— START —

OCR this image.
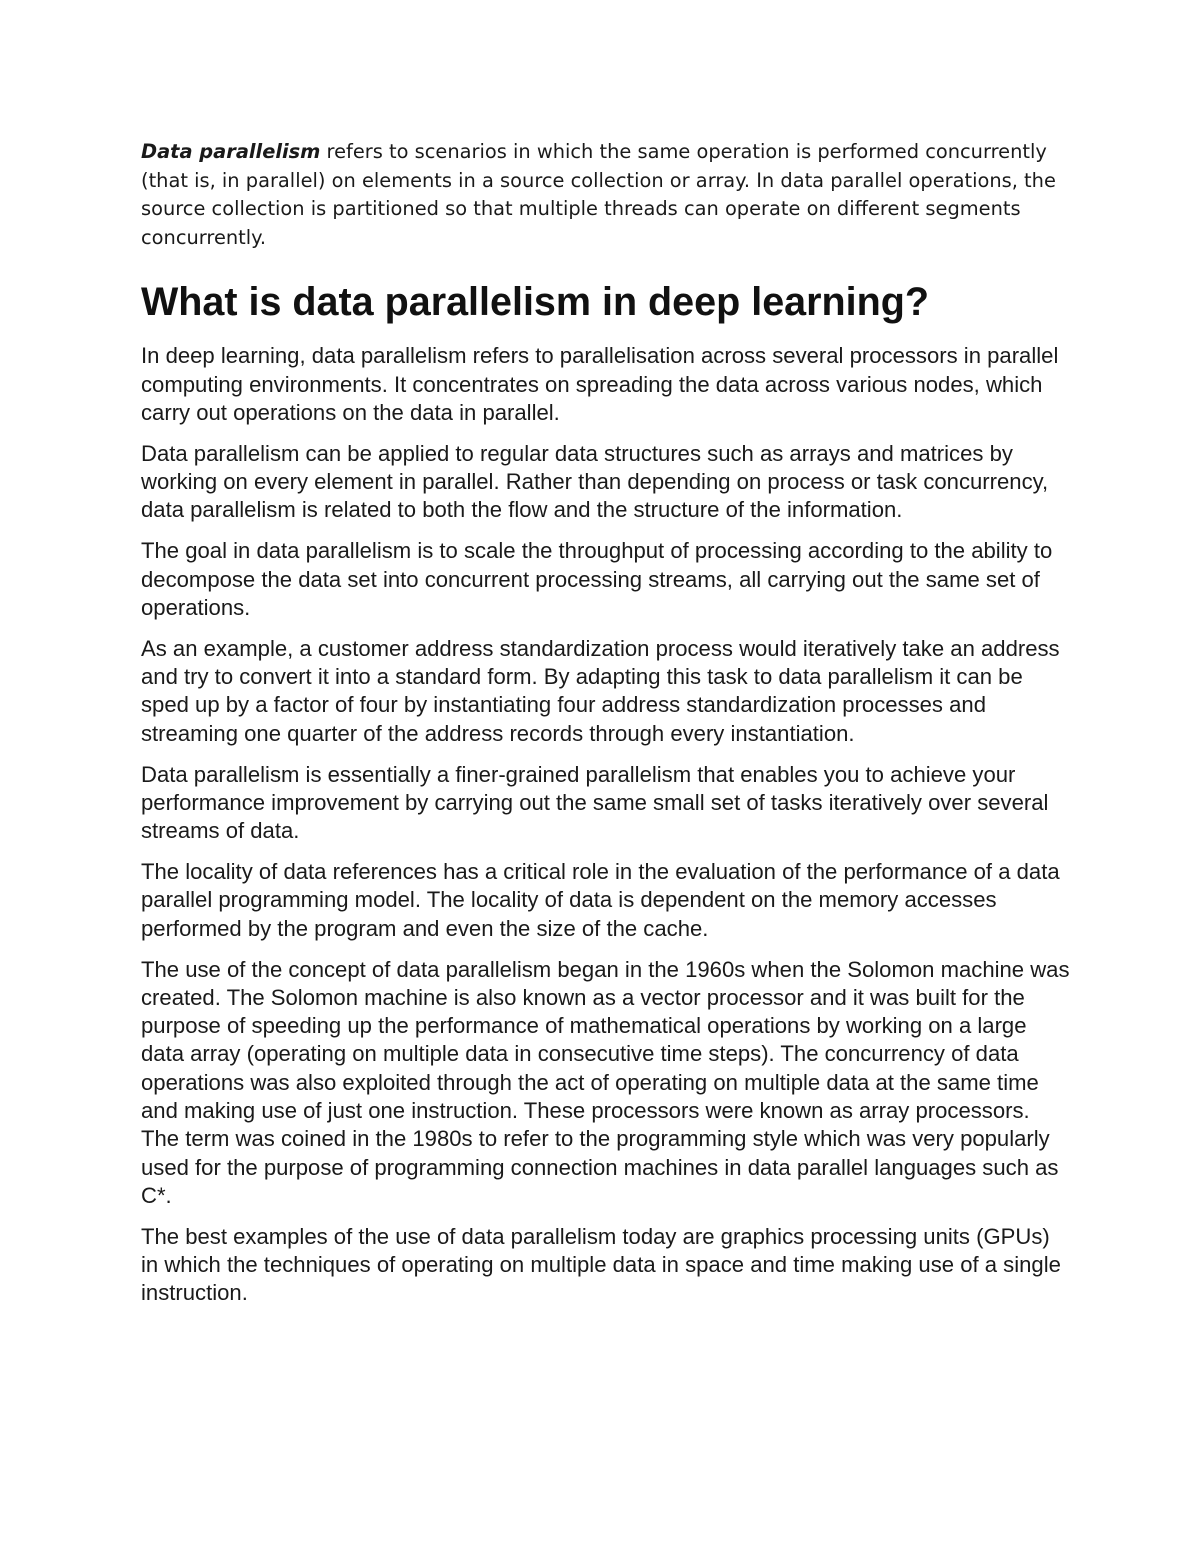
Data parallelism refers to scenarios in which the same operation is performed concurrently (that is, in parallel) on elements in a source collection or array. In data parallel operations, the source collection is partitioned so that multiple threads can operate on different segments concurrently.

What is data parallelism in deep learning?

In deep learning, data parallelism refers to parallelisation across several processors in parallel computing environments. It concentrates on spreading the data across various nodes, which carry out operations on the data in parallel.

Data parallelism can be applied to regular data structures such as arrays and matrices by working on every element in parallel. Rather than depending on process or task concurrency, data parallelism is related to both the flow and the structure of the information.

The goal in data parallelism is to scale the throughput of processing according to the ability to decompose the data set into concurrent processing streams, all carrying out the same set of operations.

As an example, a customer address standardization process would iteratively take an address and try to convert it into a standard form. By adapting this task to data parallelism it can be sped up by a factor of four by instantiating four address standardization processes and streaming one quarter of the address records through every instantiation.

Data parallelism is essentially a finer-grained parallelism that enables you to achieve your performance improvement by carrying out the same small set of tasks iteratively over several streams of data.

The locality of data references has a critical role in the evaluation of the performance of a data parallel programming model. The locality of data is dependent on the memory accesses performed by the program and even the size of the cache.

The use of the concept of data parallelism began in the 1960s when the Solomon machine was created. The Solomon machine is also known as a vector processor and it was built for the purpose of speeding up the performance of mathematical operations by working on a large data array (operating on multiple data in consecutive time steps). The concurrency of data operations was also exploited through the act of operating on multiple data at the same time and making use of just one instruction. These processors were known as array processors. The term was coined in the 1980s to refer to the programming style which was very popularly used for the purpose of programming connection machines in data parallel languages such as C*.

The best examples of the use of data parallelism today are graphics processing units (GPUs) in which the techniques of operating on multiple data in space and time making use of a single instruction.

— END —

● WRITTEN TASK:
Reproduce the data word for word, excluding its pictures.

● RESULT:
OCR this image.
Data parallelism refers to scenarios in which the same operation is performed concurrently (that is, in parallel) on elements in a source collection or array. In data parallel operations, the source collection is partitioned so that multiple threads can operate on different segments concurrently.

What is data parallelism in deep learning?

In deep learning, data parallelism refers to parallelisation across several processors in parallel computing environments. It concentrates on spreading the data across various nodes, which carry out operations on the data in parallel.

Data parallelism can be applied to regular data structures such as arrays and matrices by working on every element in parallel. Rather than depending on process or task concurrency, data parallelism is related to both the flow and the structure of the information.

The goal in data parallelism is to scale the throughput of processing according to the ability to decompose the data set into concurrent processing streams, all carrying out the same set of operations.

As an example, a customer address standardization process would iteratively take an address and try to convert it into a standard form. By adapting this task to data parallelism it can be sped up by a factor of four by instantiating four address standardization processes and streaming one quarter of the address records through every instantiation.

Data parallelism is essentially a finer-grained parallelism that enables you to achieve your performance improvement by carrying out the same small set of tasks iteratively over several streams of data.

The locality of data references has a critical role in the evaluation of the performance of a data parallel programming model. The locality of data is dependent on the memory accesses performed by the program and even the size of the cache.

The use of the concept of data parallelism began in the 1960s when the Solomon machine was created. The Solomon machine is also known as a vector processor and it was built for the purpose of speeding up the performance of mathematical operations by working on a large data array (operating on multiple data in consecutive time steps). The concurrency of data operations was also exploited through the act of operating on multiple data at the same time and making use of just one instruction. These processors were known as array processors. The term was coined in the 1980s to refer to the programming style which was very popularly used for the purpose of programming connection machines in data parallel languages such as C*.

The best examples of the use of data parallelism today are graphics processing units (GPUs) in which the techniques of operating on multiple data in space and time making use of a single instruction.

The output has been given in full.